TASK DETAILS:
Reproduce the records below in full and exactly, without their images.

*** DATASET RECORDS ***

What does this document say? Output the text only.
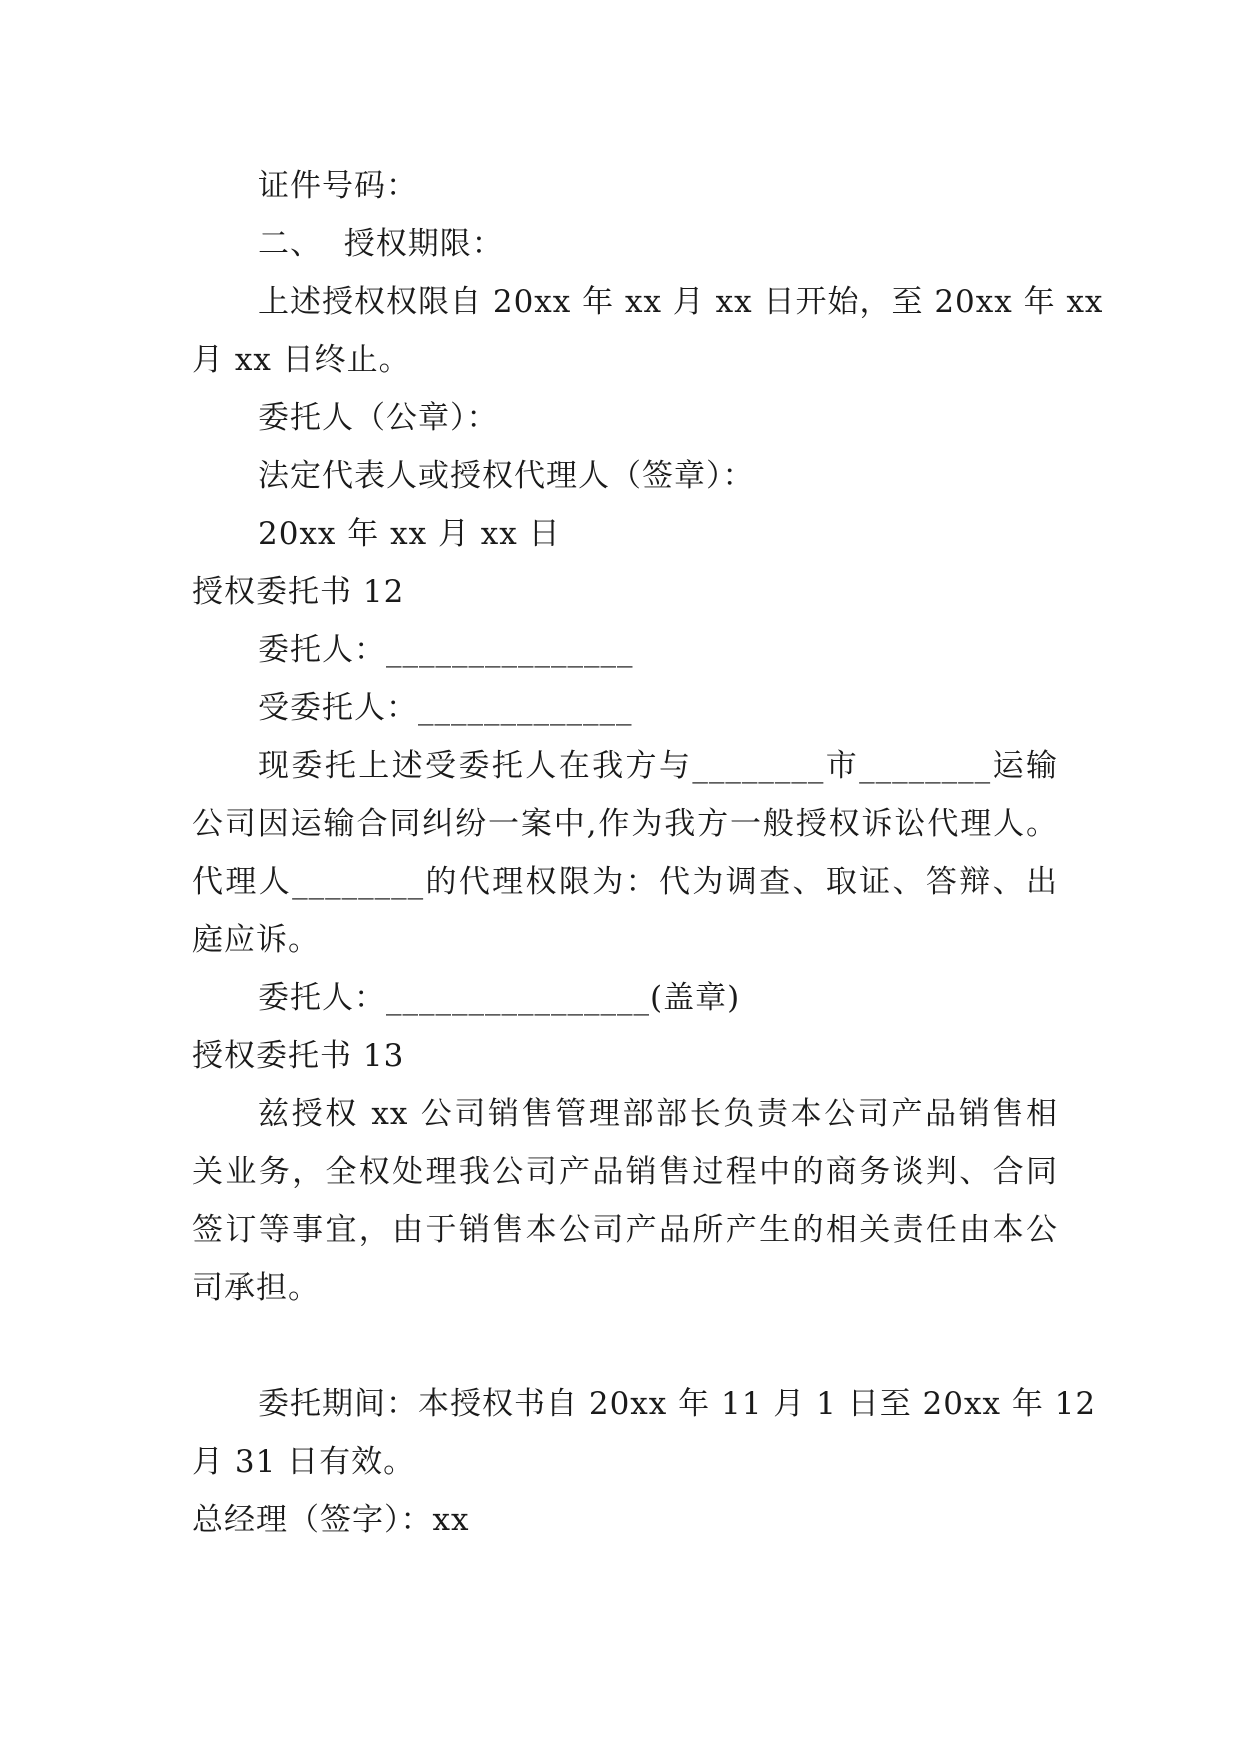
证件号码：
二、  授权期限：
上述授权权限自 20xx 年 xx 月 xx 日开始，至 20xx 年 xx
月 xx 日终止。
委托人（公章）：
法定代表人或授权代理人（签章）：
20xx 年 xx 月 xx 日
授权委托书 12
委托人：_______________
受委托人：_____________
现委托上述受委托人在我方与________市________运输
公司因运输合同纠纷一案中,作为我方一般授权诉讼代理人。
代理人________的代理权限为：代为调查、取证、答辩、出
庭应诉。
委托人：________________(盖章)
授权委托书 13
兹授权 xx 公司销售管理部部长负责本公司产品销售相
关业务，全权处理我公司产品销售过程中的商务谈判、合同
签订等事宜，由于销售本公司产品所产生的相关责任由本公
司承担。
委托期间：本授权书自 20xx 年 11 月 1 日至 20xx 年 12
月 31 日有效。
总经理（签字）：xx
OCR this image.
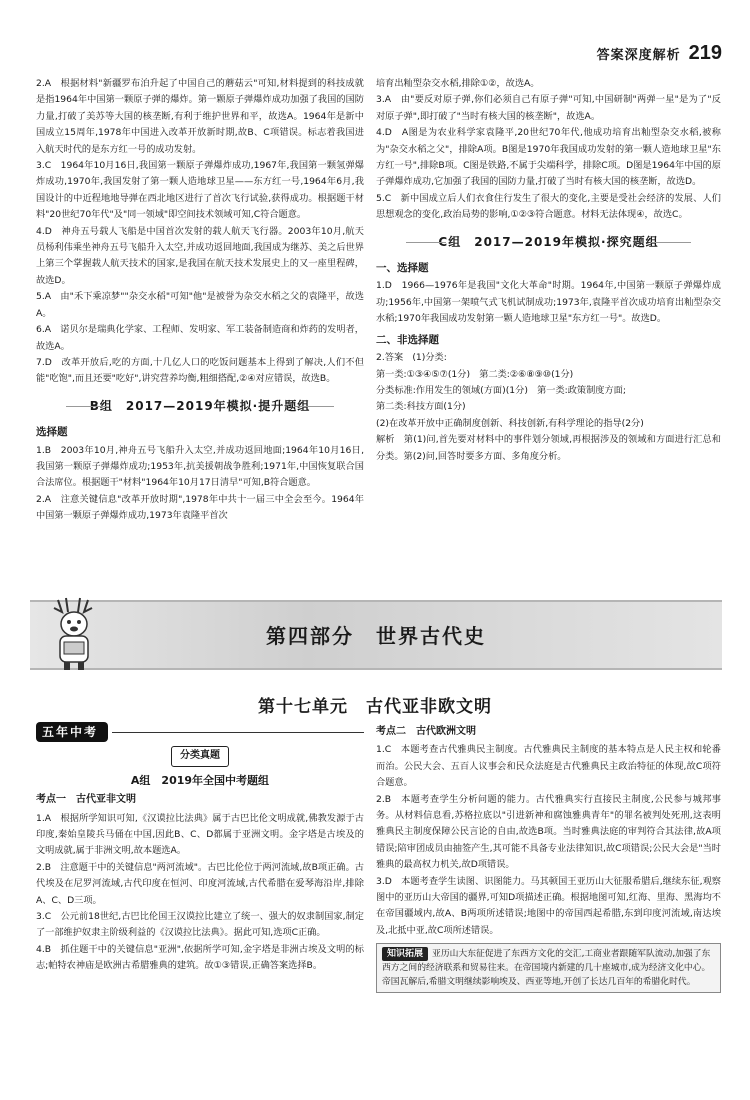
答案深度解析 219

2.A　根据材料"新疆罗布泊升起了中国自己的蘑菇云"可知,材料提到的科技成就是指1964年中国第一颗原子弹的爆炸。第一颗原子弹爆炸成功加强了我国的国防力量,打破了美苏等大国的核垄断,有利于维护世界和平，故选A。1964年是新中国成立15周年,1978年中国进入改革开放新时期,故B、C项错误。标志着我国进入航天时代的是东方红一号的成功发射。

3.C　1964年10月16日,我国第一颗原子弹爆炸成功,1967年,我国第一颗氢弹爆炸成功,1970年,我国发射了第一颗人造地球卫星——东方红一号,1964年6月,我国设计的中近程地地导弹在西北地区进行了首次飞行试验,获得成功。根据题干材料"20世纪70年代"及"同一领域"即空间技术领域可知,C符合题意。

4.D　神舟五号载人飞船是中国首次发射的载人航天飞行器。2003年10月,航天员杨利伟乘坐神舟五号飞船升入太空,并成功返回地面,我国成为继苏、美之后世界上第三个掌握载人航天技术的国家,是我国在航天技术发展史上的又一座里程碑，故选D。

5.A　由"禾下乘凉梦""杂交水稻"可知"他"是被誉为杂交水稻之父的袁隆平，故选A。

6.A　诺贝尔是瑞典化学家、工程师、发明家、军工装备制造商和炸药的发明者，故选A。

7.D　改革开放后,吃的方面,十几亿人口的吃饭问题基本上得到了解决,人们不但能"吃饱",而且还要"吃好",讲究营养均衡,粗细搭配,②④对应错误，故选B。

B组　2017—2019年模拟·提升题组
选择题

1.B　2003年10月,神舟五号飞船升入太空,并成功返回地面;1964年10月16日,我国第一颗原子弹爆炸成功;1953年,抗美援朝战争胜利;1971年,中国恢复联合国合法席位。根据题干"材料"1964年10月17日清早"可知,B符合题意。

2.A　注意关键信息"改革开放时期",1978年中共十一届三中全会至今。1964年中国第一颗原子弹爆炸成功,1973年袁隆平首次

培育出籼型杂交水稻,排除①②，故选A。

3.A　由"要反对原子弹,你们必须自己有原子弹"可知,中国研制"两弹一星"是为了"反对原子弹",即打破了"当时有核大国的核垄断"，故选A。

4.D　A图是为农业科学家袁隆平,20世纪70年代,他成功培育出籼型杂交水稻,被称为"杂交水稻之父"，排除A项。B图是1970年我国成功发射的第一颗人造地球卫星"东方红一号",排除B项。C图是铁路,不属于尖端科学，排除C项。D图是1964年中国的原子弹爆炸成功,它加强了我国的国防力量,打破了当时有核大国的核垄断，故选D。

5.C　新中国成立后人们衣食住行发生了很大的变化,主要是受社会经济的发展、人们思想观念的变化,政治局势的影响,①②③符合题意。材料无法体现④，故选C。

C组　2017—2019年模拟·探究题组
一、选择题

1.D　1966—1976年是我国"文化大革命"时期。1964年,中国第一颗原子弹爆炸成功;1956年,中国第一架喷气式飞机试制成功;1973年,袁隆平首次成功培育出籼型杂交水稻;1970年我国成功发射第一颗人造地球卫星"东方红一号"。故选D。

二、非选择题

2.答案　(1)分类:

第一类:①③④⑤⑦(1分)　第二类:②⑥⑧⑨⑩(1分)

分类标准:作用发生的领域(方面)(1分)　第一类:政策制度方面;

第二类:科技方面(1分)

(2)在改革开放中正确制度创新、科技创新,有科学理论的指导(2分)

解析　第(1)问,首先要对材料中的事件划分领域,再根据涉及的领域和方面进行汇总和分类。第(2)问,回答时要多方面、多角度分析。

第四部分　世界古代史
第十七单元　古代亚非欧文明
五年中考
分类真题
A组　2019年全国中考题组
考点一　古代亚非文明

1.A　根据所学知识可知,《汉谟拉比法典》属于古巴比伦文明成就,佛教发源于古印度,秦始皇陵兵马俑在中国,因此B、C、D都属于亚洲文明。金字塔是古埃及的文明成就,属于非洲文明,故本题选A。

2.B　注意题干中的关键信息"两河流域"。古巴比伦位于两河流域,故B项正确。古代埃及在尼罗河流域,古代印度在恒河、印度河流域,古代希腊在爱琴海沿岸,排除A、C、D三项。

3.C　公元前18世纪,古巴比伦国王汉谟拉比建立了统一、强大的奴隶制国家,制定了一部维护奴隶主阶级利益的《汉谟拉比法典》。据此可知,选项C正确。

4.B　抓住题干中的关键信息"亚洲",依据所学可知,金字塔是非洲古埃及文明的标志;帕特农神庙是欧洲古希腊雅典的建筑。故①③错误,正确答案选择B。

考点二　古代欧洲文明

1.C　本题考查古代雅典民主制度。古代雅典民主制度的基本特点是人民主权和轮番而治。公民大会、五百人议事会和民众法庭是古代雅典民主政治特征的体现,故C项符合题意。

2.B　本题考查学生分析问题的能力。古代雅典实行直接民主制度,公民参与城邦事务。从材料信息看,苏格拉底以"引进新神和腐蚀雅典青年"的罪名被判处死刑,这表明雅典民主制度保障公民言论的自由,故选B项。当时雅典法庭的审判符合其法律,故A项错误;陪审团成员由抽签产生,其可能不具备专业法律知识,故C项错误;公民大会是"当时雅典的最高权力机关,故D项错误。

3.D　本题考查学生读图、识图能力。马其顿国王亚历山大征服希腊后,继续东征,观察图中的亚历山大帝国的疆界,可知D项描述正确。根据地图可知,红海、里海、黑海均不在帝国疆域内,故A、B两项所述错误;地图中的帝国西起希腊,东到印度河流域,南达埃及,北抵中亚,故C项所述错误。

知识拓展 亚历山大东征促进了东西方文化的交汇,工商业者跟随军队流动,加强了东西方之间的经济联系和贸易往来。在帝国境内新建的几十座城市,成为经济文化中心。帝国瓦解后,希腊文明继续影响埃及、西亚等地,开创了长达几百年的希腊化时代。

***

SOLUTION:
What does this document say? Output the text only.
证件号码：
二、  授权期限：
上述授权权限自 20xx 年 xx 月 xx 日开始，至 20xx 年 xx
月 xx 日终止。
委托人（公章）：
法定代表人或授权代理人（签章）：
20xx 年 xx 月 xx 日
授权委托书 12
委托人：_______________
受委托人：_____________
现委托上述受委托人在我方与________市________运输
公司因运输合同纠纷一案中,作为我方一般授权诉讼代理人。
代理人________的代理权限为：代为调查、取证、答辩、出
庭应诉。
委托人：________________(盖章)
授权委托书 13
兹授权 xx 公司销售管理部部长负责本公司产品销售相
关业务，全权处理我公司产品销售过程中的商务谈判、合同
签订等事宜，由于销售本公司产品所产生的相关责任由本公
司承担。
委托期间：本授权书自 20xx 年 11 月 1 日至 20xx 年 12
月 31 日有效。
总经理（签字）：xx
OCR this image.
答案深度解析 219

2.A　根据材料"新疆罗布泊升起了中国自己的蘑菇云"可知,材料提到的科技成就是指1964年中国第一颗原子弹的爆炸。第一颗原子弹爆炸成功加强了我国的国防力量,打破了美苏等大国的核垄断,有利于维护世界和平，故选A。1964年是新中国成立15周年,1978年中国进入改革开放新时期,故B、C项错误。标志着我国进入航天时代的是东方红一号的成功发射。

3.C　1964年10月16日,我国第一颗原子弹爆炸成功,1967年,我国第一颗氢弹爆炸成功,1970年,我国发射了第一颗人造地球卫星——东方红一号,1964年6月,我国设计的中近程地地导弹在西北地区进行了首次飞行试验,获得成功。根据题干材料"20世纪70年代"及"同一领域"即空间技术领域可知,C符合题意。

4.D　神舟五号载人飞船是中国首次发射的载人航天飞行器。2003年10月,航天员杨利伟乘坐神舟五号飞船升入太空,并成功返回地面,我国成为继苏、美之后世界上第三个掌握载人航天技术的国家,是我国在航天技术发展史上的又一座里程碑，故选D。

5.A　由"禾下乘凉梦""杂交水稻"可知"他"是被誉为杂交水稻之父的袁隆平，故选A。

6.A　诺贝尔是瑞典化学家、工程师、发明家、军工装备制造商和炸药的发明者，故选A。

7.D　改革开放后,吃的方面,十几亿人口的吃饭问题基本上得到了解决,人们不但能"吃饱",而且还要"吃好",讲究营养均衡,粗细搭配,②④对应错误，故选B。

B组　2017—2019年模拟·提升题组
选择题

1.B　2003年10月,神舟五号飞船升入太空,并成功返回地面;1964年10月16日,我国第一颗原子弹爆炸成功;1953年,抗美援朝战争胜利;1971年,中国恢复联合国合法席位。根据题干"材料"1964年10月17日清早"可知,B符合题意。

2.A　注意关键信息"改革开放时期",1978年中共十一届三中全会至今。1964年中国第一颗原子弹爆炸成功,1973年袁隆平首次

培育出籼型杂交水稻,排除①②，故选A。

3.A　由"要反对原子弹,你们必须自己有原子弹"可知,中国研制"两弹一星"是为了"反对原子弹",即打破了"当时有核大国的核垄断"，故选A。

4.D　A图是为农业科学家袁隆平,20世纪70年代,他成功培育出籼型杂交水稻,被称为"杂交水稻之父"，排除A项。B图是1970年我国成功发射的第一颗人造地球卫星"东方红一号",排除B项。C图是铁路,不属于尖端科学，排除C项。D图是1964年中国的原子弹爆炸成功,它加强了我国的国防力量,打破了当时有核大国的核垄断，故选D。

5.C　新中国成立后人们衣食住行发生了很大的变化,主要是受社会经济的发展、人们思想观念的变化,政治局势的影响,①②③符合题意。材料无法体现④，故选C。

C组　2017—2019年模拟·探究题组
一、选择题

1.D　1966—1976年是我国"文化大革命"时期。1964年,中国第一颗原子弹爆炸成功;1956年,中国第一架喷气式飞机试制成功;1973年,袁隆平首次成功培育出籼型杂交水稻;1970年我国成功发射第一颗人造地球卫星"东方红一号"。故选D。

二、非选择题

2.答案　(1)分类:

第一类:①③④⑤⑦(1分)　第二类:②⑥⑧⑨⑩(1分)

分类标准:作用发生的领域(方面)(1分)　第一类:政策制度方面;

第二类:科技方面(1分)

(2)在改革开放中正确制度创新、科技创新,有科学理论的指导(2分)

解析　第(1)问,首先要对材料中的事件划分领域,再根据涉及的领域和方面进行汇总和分类。第(2)问,回答时要多方面、多角度分析。

第四部分　世界古代史
第十七单元　古代亚非欧文明
五年中考
分类真题
A组　2019年全国中考题组
考点一　古代亚非文明

1.A　根据所学知识可知,《汉谟拉比法典》属于古巴比伦文明成就,佛教发源于古印度,秦始皇陵兵马俑在中国,因此B、C、D都属于亚洲文明。金字塔是古埃及的文明成就,属于非洲文明,故本题选A。

2.B　注意题干中的关键信息"两河流域"。古巴比伦位于两河流域,故B项正确。古代埃及在尼罗河流域,古代印度在恒河、印度河流域,古代希腊在爱琴海沿岸,排除A、C、D三项。

3.C　公元前18世纪,古巴比伦国王汉谟拉比建立了统一、强大的奴隶制国家,制定了一部维护奴隶主阶级利益的《汉谟拉比法典》。据此可知,选项C正确。

4.B　抓住题干中的关键信息"亚洲",依据所学可知,金字塔是非洲古埃及文明的标志;帕特农神庙是欧洲古希腊雅典的建筑。故①③错误,正确答案选择B。

考点二　古代欧洲文明

1.C　本题考查古代雅典民主制度。古代雅典民主制度的基本特点是人民主权和轮番而治。公民大会、五百人议事会和民众法庭是古代雅典民主政治特征的体现,故C项符合题意。

2.B　本题考查学生分析问题的能力。古代雅典实行直接民主制度,公民参与城邦事务。从材料信息看,苏格拉底以"引进新神和腐蚀雅典青年"的罪名被判处死刑,这表明雅典民主制度保障公民言论的自由,故选B项。当时雅典法庭的审判符合其法律,故A项错误;陪审团成员由抽签产生,其可能不具备专业法律知识,故C项错误;公民大会是"当时雅典的最高权力机关,故D项错误。

3.D　本题考查学生读图、识图能力。马其顿国王亚历山大征服希腊后,继续东征,观察图中的亚历山大帝国的疆界,可知D项描述正确。根据地图可知,红海、里海、黑海均不在帝国疆域内,故A、B两项所述错误;地图中的帝国西起希腊,东到印度河流域,南达埃及,北抵中亚,故C项所述错误。

知识拓展 亚历山大东征促进了东西方文化的交汇,工商业者跟随军队流动,加强了东西方之间的经济联系和贸易往来。在帝国境内新建的几十座城市,成为经济文化中心。帝国瓦解后,希腊文明继续影响埃及、西亚等地,开创了长达几百年的希腊化时代。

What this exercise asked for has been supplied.